- [EXERCISE INSTRUCTIONS]: The response must consist of every line of the listing, reproduced verbatim.

---

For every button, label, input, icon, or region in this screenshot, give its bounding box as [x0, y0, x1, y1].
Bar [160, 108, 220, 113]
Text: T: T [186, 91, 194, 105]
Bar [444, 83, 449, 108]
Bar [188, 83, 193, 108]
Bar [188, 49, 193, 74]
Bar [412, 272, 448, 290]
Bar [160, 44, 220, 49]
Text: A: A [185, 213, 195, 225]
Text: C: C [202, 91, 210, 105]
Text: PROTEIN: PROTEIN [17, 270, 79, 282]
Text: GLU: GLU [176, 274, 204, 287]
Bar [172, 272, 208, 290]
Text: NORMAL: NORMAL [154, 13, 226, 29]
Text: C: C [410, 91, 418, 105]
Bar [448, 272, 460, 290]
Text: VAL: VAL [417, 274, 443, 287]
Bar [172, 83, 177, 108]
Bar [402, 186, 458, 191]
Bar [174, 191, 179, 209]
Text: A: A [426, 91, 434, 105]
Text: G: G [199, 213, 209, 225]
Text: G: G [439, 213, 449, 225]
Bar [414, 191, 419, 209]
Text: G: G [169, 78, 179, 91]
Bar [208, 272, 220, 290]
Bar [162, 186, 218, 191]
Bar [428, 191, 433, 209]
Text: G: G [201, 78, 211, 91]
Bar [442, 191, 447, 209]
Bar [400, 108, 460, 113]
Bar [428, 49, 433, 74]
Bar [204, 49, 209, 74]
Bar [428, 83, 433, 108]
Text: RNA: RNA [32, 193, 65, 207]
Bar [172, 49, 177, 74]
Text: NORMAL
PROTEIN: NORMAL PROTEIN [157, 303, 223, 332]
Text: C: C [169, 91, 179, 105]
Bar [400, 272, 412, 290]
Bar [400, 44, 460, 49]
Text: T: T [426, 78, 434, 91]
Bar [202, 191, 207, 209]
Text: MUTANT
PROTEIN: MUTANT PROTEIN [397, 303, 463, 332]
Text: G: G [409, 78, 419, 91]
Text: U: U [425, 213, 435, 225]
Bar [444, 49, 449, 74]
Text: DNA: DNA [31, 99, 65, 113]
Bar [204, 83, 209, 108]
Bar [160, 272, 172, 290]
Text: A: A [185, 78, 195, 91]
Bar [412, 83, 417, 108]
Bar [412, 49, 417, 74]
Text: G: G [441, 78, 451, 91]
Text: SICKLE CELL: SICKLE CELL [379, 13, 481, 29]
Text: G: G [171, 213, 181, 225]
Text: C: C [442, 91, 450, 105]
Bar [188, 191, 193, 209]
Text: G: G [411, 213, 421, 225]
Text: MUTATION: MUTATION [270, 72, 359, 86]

---

- [YOUR RESPONSE]:
For every button, label, input, icon, or region in this screenshot, give its bounding box as [x0, y0, x1, y1].
Bar [160, 108, 220, 113]
Text: T: T [186, 91, 194, 105]
Bar [444, 83, 449, 108]
Bar [188, 83, 193, 108]
Bar [188, 49, 193, 74]
Bar [412, 272, 448, 290]
Bar [160, 44, 220, 49]
Text: A: A [185, 213, 195, 225]
Text: C: C [202, 91, 210, 105]
Text: PROTEIN: PROTEIN [17, 270, 79, 282]
Text: GLU: GLU [176, 274, 204, 287]
Bar [172, 272, 208, 290]
Text: NORMAL: NORMAL [154, 13, 226, 29]
Text: C: C [410, 91, 418, 105]
Bar [448, 272, 460, 290]
Text: VAL: VAL [417, 274, 443, 287]
Bar [172, 83, 177, 108]
Bar [402, 186, 458, 191]
Bar [174, 191, 179, 209]
Text: A: A [426, 91, 434, 105]
Text: G: G [199, 213, 209, 225]
Text: G: G [439, 213, 449, 225]
Bar [414, 191, 419, 209]
Text: G: G [169, 78, 179, 91]
Bar [208, 272, 220, 290]
Bar [162, 186, 218, 191]
Bar [428, 191, 433, 209]
Text: G: G [201, 78, 211, 91]
Bar [442, 191, 447, 209]
Bar [400, 108, 460, 113]
Bar [428, 49, 433, 74]
Bar [204, 49, 209, 74]
Bar [428, 83, 433, 108]
Text: RNA: RNA [32, 193, 65, 207]
Bar [172, 49, 177, 74]
Text: NORMAL
PROTEIN: NORMAL PROTEIN [157, 303, 223, 332]
Text: C: C [169, 91, 179, 105]
Bar [400, 272, 412, 290]
Bar [400, 44, 460, 49]
Text: T: T [426, 78, 434, 91]
Bar [202, 191, 207, 209]
Text: MUTANT
PROTEIN: MUTANT PROTEIN [397, 303, 463, 332]
Text: G: G [409, 78, 419, 91]
Text: U: U [425, 213, 435, 225]
Bar [444, 49, 449, 74]
Text: DNA: DNA [31, 99, 65, 113]
Bar [204, 83, 209, 108]
Bar [160, 272, 172, 290]
Text: A: A [185, 78, 195, 91]
Bar [412, 83, 417, 108]
Bar [412, 49, 417, 74]
Text: G: G [441, 78, 451, 91]
Text: SICKLE CELL: SICKLE CELL [379, 13, 481, 29]
Text: G: G [171, 213, 181, 225]
Text: C: C [442, 91, 450, 105]
Bar [188, 191, 193, 209]
Text: G: G [411, 213, 421, 225]
Text: MUTATION: MUTATION [270, 72, 359, 86]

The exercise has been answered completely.